SHORT PROBLEM: All of the records listed below should be retyped exactly.
##### MATERIAL SUPPLIED #####
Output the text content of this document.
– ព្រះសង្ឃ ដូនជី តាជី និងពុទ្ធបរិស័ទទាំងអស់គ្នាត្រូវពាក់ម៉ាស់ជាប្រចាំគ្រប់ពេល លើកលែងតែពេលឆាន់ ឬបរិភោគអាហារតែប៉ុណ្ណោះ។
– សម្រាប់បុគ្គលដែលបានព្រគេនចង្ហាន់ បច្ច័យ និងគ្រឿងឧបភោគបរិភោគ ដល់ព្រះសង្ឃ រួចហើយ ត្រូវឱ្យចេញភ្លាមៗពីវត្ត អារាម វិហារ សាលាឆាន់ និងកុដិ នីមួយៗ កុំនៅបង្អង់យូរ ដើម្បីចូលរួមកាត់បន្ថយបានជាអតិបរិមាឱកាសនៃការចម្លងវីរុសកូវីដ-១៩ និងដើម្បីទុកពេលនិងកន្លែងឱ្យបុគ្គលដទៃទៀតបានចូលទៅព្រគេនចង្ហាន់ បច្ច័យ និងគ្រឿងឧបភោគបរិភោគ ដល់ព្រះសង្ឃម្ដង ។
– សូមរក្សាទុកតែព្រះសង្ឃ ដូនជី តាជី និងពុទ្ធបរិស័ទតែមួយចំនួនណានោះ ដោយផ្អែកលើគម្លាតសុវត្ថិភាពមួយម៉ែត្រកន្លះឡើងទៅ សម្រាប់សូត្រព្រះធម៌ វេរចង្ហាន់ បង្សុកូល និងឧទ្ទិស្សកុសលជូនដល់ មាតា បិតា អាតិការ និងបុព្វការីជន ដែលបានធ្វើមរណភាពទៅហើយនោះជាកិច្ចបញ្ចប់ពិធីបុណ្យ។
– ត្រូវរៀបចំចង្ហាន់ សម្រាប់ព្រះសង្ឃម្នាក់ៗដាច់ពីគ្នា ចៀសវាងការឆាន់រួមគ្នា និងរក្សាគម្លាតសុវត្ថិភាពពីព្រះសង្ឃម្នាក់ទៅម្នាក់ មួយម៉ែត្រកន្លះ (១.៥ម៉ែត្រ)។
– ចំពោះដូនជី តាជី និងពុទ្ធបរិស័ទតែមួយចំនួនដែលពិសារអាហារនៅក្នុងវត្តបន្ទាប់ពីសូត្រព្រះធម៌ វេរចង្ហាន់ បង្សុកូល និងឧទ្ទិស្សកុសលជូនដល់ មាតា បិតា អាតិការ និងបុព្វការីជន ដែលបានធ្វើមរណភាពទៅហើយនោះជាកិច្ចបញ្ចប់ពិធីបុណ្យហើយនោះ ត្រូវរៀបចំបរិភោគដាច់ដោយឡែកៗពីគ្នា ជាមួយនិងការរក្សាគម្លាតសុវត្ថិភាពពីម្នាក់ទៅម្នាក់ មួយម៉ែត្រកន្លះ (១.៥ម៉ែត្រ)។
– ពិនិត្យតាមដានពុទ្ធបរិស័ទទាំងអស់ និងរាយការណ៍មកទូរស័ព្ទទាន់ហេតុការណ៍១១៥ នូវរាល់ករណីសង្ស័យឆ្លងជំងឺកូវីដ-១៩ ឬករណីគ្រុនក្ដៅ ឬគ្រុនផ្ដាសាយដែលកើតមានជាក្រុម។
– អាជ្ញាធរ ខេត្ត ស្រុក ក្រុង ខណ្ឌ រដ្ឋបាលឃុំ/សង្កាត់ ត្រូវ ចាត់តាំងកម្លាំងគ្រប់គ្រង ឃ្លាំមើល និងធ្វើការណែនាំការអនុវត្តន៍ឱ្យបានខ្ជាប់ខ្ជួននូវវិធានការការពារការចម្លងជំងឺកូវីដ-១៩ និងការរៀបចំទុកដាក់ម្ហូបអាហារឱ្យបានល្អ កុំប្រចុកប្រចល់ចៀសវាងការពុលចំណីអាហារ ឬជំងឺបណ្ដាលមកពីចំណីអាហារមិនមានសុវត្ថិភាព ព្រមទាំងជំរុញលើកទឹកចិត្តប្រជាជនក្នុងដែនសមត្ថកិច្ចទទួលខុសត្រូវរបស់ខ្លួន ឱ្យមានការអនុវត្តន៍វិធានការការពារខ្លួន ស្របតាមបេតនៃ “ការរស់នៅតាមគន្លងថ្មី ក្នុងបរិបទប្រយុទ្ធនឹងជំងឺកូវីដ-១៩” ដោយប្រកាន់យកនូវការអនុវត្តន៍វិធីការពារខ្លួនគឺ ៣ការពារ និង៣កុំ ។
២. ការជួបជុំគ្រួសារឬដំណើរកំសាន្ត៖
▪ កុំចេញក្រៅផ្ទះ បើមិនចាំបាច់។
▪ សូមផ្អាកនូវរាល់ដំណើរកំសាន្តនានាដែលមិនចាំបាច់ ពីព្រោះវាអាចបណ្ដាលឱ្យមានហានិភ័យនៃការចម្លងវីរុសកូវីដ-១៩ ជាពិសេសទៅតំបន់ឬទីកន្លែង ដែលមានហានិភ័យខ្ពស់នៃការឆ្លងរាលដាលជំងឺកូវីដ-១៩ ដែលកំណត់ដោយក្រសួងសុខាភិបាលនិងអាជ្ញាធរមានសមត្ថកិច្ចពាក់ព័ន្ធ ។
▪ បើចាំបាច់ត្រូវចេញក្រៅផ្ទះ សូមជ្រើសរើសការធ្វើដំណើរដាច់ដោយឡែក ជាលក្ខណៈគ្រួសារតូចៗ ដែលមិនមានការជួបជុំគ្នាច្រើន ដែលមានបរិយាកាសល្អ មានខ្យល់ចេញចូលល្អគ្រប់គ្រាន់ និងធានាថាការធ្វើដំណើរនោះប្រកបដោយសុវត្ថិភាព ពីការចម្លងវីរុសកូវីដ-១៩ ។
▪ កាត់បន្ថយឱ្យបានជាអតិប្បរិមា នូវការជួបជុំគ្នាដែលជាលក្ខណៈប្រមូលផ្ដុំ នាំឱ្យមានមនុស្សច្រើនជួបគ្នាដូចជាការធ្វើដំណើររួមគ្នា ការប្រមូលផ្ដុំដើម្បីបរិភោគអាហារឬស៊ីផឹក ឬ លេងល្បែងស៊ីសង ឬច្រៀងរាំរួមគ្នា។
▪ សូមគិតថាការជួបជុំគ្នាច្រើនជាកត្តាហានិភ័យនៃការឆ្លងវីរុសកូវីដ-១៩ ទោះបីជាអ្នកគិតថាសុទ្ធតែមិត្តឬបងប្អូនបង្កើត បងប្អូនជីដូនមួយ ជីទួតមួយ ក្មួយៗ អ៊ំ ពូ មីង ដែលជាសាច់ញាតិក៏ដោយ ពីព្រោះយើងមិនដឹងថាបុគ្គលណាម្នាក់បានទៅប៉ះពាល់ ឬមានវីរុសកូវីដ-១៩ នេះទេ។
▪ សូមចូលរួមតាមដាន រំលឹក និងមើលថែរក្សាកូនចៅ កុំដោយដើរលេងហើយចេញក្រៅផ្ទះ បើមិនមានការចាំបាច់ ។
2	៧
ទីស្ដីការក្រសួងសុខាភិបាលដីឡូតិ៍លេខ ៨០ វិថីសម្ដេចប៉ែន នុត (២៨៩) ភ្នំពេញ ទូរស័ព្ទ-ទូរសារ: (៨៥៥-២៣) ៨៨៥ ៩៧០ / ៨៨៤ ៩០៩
#####
ANSWER TO THE EXERCISE:
Output the text content of this document.
– ព្រះសង្ឃ ដូនជី តាជី និងពុទ្ធបរិស័ទទាំងអស់គ្នាត្រូវពាក់ម៉ាស់ជាប្រចាំគ្រប់ពេល លើកលែងតែពេលឆាន់ ឬបរិភោគអាហារតែប៉ុណ្ណោះ។
– សម្រាប់បុគ្គលដែលបានព្រគេនចង្ហាន់ បច្ច័យ និងគ្រឿងឧបភោគបរិភោគ ដល់ព្រះសង្ឃ រួចហើយ ត្រូវឱ្យចេញភ្លាមៗពីវត្ត អារាម វិហារ សាលាឆាន់ និងកុដិ នីមួយៗ កុំនៅបង្អង់យូរ ដើម្បីចូលរួមកាត់បន្ថយបានជាអតិបរិមាឱកាសនៃការចម្លងវីរុសកូវីដ-១៩ និងដើម្បីទុកពេលនិងកន្លែងឱ្យបុគ្គលដទៃទៀតបានចូលទៅព្រគេនចង្ហាន់ បច្ច័យ និងគ្រឿងឧបភោគបរិភោគ ដល់ព្រះសង្ឃម្ដង ។
– សូមរក្សាទុកតែព្រះសង្ឃ ដូនជី តាជី និងពុទ្ធបរិស័ទតែមួយចំនួនណានោះ ដោយផ្អែកលើគម្លាតសុវត្ថិភាពមួយម៉ែត្រកន្លះឡើងទៅ សម្រាប់សូត្រព្រះធម៌ វេរចង្ហាន់ បង្សុកូល និងឧទ្ទិស្សកុសលជូនដល់ មាតា បិតា អាតិការ និងបុព្វការីជន ដែលបានធ្វើមរណភាពទៅហើយនោះជាកិច្ចបញ្ចប់ពិធីបុណ្យ។
– ត្រូវរៀបចំចង្ហាន់ សម្រាប់ព្រះសង្ឃម្នាក់ៗដាច់ពីគ្នា ចៀសវាងការឆាន់រួមគ្នា និងរក្សាគម្លាតសុវត្ថិភាពពីព្រះសង្ឃម្នាក់ទៅម្នាក់ មួយម៉ែត្រកន្លះ (១.៥ម៉ែត្រ)។
– ចំពោះដូនជី តាជី និងពុទ្ធបរិស័ទតែមួយចំនួនដែលពិសារអាហារនៅក្នុងវត្តបន្ទាប់ពីសូត្រព្រះធម៌ វេរចង្ហាន់ បង្សុកូល និងឧទ្ទិស្សកុសលជូនដល់ មាតា បិតា អាតិការ និងបុព្វការីជន ដែលបានធ្វើមរណភាពទៅហើយនោះជាកិច្ចបញ្ចប់ពិធីបុណ្យហើយនោះ ត្រូវរៀបចំបរិភោគដាច់ដោយឡែកៗពីគ្នា ជាមួយនិងការរក្សាគម្លាតសុវត្ថិភាពពីម្នាក់ទៅម្នាក់ មួយម៉ែត្រកន្លះ (១.៥ម៉ែត្រ)។
– ពិនិត្យតាមដានពុទ្ធបរិស័ទទាំងអស់ និងរាយការណ៍មកទូរស័ព្ទទាន់ហេតុការណ៍១១៥ នូវរាល់ករណីសង្ស័យឆ្លងជំងឺកូវីដ-១៩ ឬករណីគ្រុនក្ដៅ ឬគ្រុនផ្ដាសាយដែលកើតមានជាក្រុម។
– អាជ្ញាធរ ខេត្ត ស្រុក ក្រុង ខណ្ឌ រដ្ឋបាលឃុំ/សង្កាត់ ត្រូវ ចាត់តាំងកម្លាំងគ្រប់គ្រង ឃ្លាំមើល និងធ្វើការណែនាំការអនុវត្តន៍ឱ្យបានខ្ជាប់ខ្ជួននូវវិធានការការពារការចម្លងជំងឺកូវីដ-១៩ និងការរៀបចំទុកដាក់ម្ហូបអាហារឱ្យបានល្អ កុំប្រចុកប្រចល់ចៀសវាងការពុលចំណីអាហារ ឬជំងឺបណ្ដាលមកពីចំណីអាហារមិនមានសុវត្ថិភាព ព្រមទាំងជំរុញលើកទឹកចិត្តប្រជាជនក្នុងដែនសមត្ថកិច្ចទទួលខុសត្រូវរបស់ខ្លួន ឱ្យមានការអនុវត្តន៍វិធានការការពារខ្លួន ស្របតាមបេតនៃ “ការរស់នៅតាមគន្លងថ្មី ក្នុងបរិបទប្រយុទ្ធនឹងជំងឺកូវីដ-១៩” ដោយប្រកាន់យកនូវការអនុវត្តន៍វិធីការពារខ្លួនគឺ ៣ការពារ និង៣កុំ ។
២. ការជួបជុំគ្រួសារឬដំណើរកំសាន្ត៖
▪ កុំចេញក្រៅផ្ទះ បើមិនចាំបាច់។
▪ សូមផ្អាកនូវរាល់ដំណើរកំសាន្តនានាដែលមិនចាំបាច់ ពីព្រោះវាអាចបណ្ដាលឱ្យមានហានិភ័យនៃការចម្លងវីរុសកូវីដ-១៩ ជាពិសេសទៅតំបន់ឬទីកន្លែង ដែលមានហានិភ័យខ្ពស់នៃការឆ្លងរាលដាលជំងឺកូវីដ-១៩ ដែលកំណត់ដោយក្រសួងសុខាភិបាលនិងអាជ្ញាធរមានសមត្ថកិច្ចពាក់ព័ន្ធ ។
▪ បើចាំបាច់ត្រូវចេញក្រៅផ្ទះ សូមជ្រើសរើសការធ្វើដំណើរដាច់ដោយឡែក ជាលក្ខណៈគ្រួសារតូចៗ ដែលមិនមានការជួបជុំគ្នាច្រើន ដែលមានបរិយាកាសល្អ មានខ្យល់ចេញចូលល្អគ្រប់គ្រាន់ និងធានាថាការធ្វើដំណើរនោះប្រកបដោយសុវត្ថិភាព ពីការចម្លងវីរុសកូវីដ-១៩ ។
▪ កាត់បន្ថយឱ្យបានជាអតិប្បរិមា នូវការជួបជុំគ្នាដែលជាលក្ខណៈប្រមូលផ្ដុំ នាំឱ្យមានមនុស្សច្រើនជួបគ្នាដូចជាការធ្វើដំណើររួមគ្នា ការប្រមូលផ្ដុំដើម្បីបរិភោគអាហារឬស៊ីផឹក ឬ លេងល្បែងស៊ីសង ឬច្រៀងរាំរួមគ្នា។
▪ សូមគិតថាការជួបជុំគ្នាច្រើនជាកត្តាហានិភ័យនៃការឆ្លងវីរុសកូវីដ-១៩ ទោះបីជាអ្នកគិតថាសុទ្ធតែមិត្តឬបងប្អូនបង្កើត បងប្អូនជីដូនមួយ ជីទួតមួយ ក្មួយៗ អ៊ំ ពូ មីង ដែលជាសាច់ញាតិក៏ដោយ ពីព្រោះយើងមិនដឹងថាបុគ្គលណាម្នាក់បានទៅប៉ះពាល់ ឬមានវីរុសកូវីដ-១៩ នេះទេ។
▪ សូមចូលរួមតាមដាន រំលឹក និងមើលថែរក្សាកូនចៅ កុំដោយដើរលេងហើយចេញក្រៅផ្ទះ បើមិនមានការចាំបាច់ ។
2	៧
ទីស្ដីការក្រសួងសុខាភិបាលដីឡូតិ៍លេខ ៨០ វិថីសម្ដេចប៉ែន នុត (២៨៩) ភ្នំពេញ ទូរស័ព្ទ-ទូរសារ: (៨៥៥-២៣) ៨៨៥ ៩៧០ / ៨៨៤ ៩០៩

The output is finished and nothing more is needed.